◆ EXERCISE BRIEF ◆
Copy out all the records exactly.

--- Start of ENTRIES SUPPLIED ---

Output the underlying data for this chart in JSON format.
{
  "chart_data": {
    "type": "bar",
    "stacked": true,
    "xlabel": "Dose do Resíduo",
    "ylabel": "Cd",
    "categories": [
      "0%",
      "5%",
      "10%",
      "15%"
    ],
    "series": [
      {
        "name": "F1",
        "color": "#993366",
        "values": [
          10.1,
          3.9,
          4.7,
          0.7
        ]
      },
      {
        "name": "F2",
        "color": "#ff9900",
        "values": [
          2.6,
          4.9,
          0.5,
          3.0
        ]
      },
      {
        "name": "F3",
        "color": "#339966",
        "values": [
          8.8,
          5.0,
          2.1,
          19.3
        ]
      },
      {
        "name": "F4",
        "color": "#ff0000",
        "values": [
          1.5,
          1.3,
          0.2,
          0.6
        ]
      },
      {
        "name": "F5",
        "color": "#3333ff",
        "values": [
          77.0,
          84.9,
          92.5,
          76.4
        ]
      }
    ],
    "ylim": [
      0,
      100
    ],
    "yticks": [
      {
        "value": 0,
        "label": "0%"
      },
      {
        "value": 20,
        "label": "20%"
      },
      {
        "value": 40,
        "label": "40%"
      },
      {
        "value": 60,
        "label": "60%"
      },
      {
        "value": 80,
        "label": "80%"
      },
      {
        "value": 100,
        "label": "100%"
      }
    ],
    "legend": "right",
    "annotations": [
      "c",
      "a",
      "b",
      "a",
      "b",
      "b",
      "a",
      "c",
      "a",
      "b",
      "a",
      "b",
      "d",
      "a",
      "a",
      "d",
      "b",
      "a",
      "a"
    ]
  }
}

--- End of ENTRIES SUPPLIED ---

◆ THE ANSWER ◆
Output the underlying data for this chart in JSON format.
{
  "chart_data": {
    "type": "bar",
    "stacked": true,
    "xlabel": "Dose do Resíduo",
    "ylabel": "Cd",
    "categories": [
      "0%",
      "5%",
      "10%",
      "15%"
    ],
    "series": [
      {
        "name": "F1",
        "color": "#993366",
        "values": [
          10.1,
          3.9,
          4.7,
          0.7
        ]
      },
      {
        "name": "F2",
        "color": "#ff9900",
        "values": [
          2.6,
          4.9,
          0.5,
          3.0
        ]
      },
      {
        "name": "F3",
        "color": "#339966",
        "values": [
          8.8,
          5.0,
          2.1,
          19.3
        ]
      },
      {
        "name": "F4",
        "color": "#ff0000",
        "values": [
          1.5,
          1.3,
          0.2,
          0.6
        ]
      },
      {
        "name": "F5",
        "color": "#3333ff",
        "values": [
          77.0,
          84.9,
          92.5,
          76.4
        ]
      }
    ],
    "ylim": [
      0,
      100
    ],
    "yticks": [
      {
        "value": 0,
        "label": "0%"
      },
      {
        "value": 20,
        "label": "20%"
      },
      {
        "value": 40,
        "label": "40%"
      },
      {
        "value": 60,
        "label": "60%"
      },
      {
        "value": 80,
        "label": "80%"
      },
      {
        "value": 100,
        "label": "100%"
      }
    ],
    "legend": "right",
    "annotations": [
      "c",
      "a",
      "b",
      "a",
      "b",
      "b",
      "a",
      "c",
      "a",
      "b",
      "a",
      "b",
      "d",
      "a",
      "a",
      "d",
      "b",
      "a",
      "a"
    ]
  }
}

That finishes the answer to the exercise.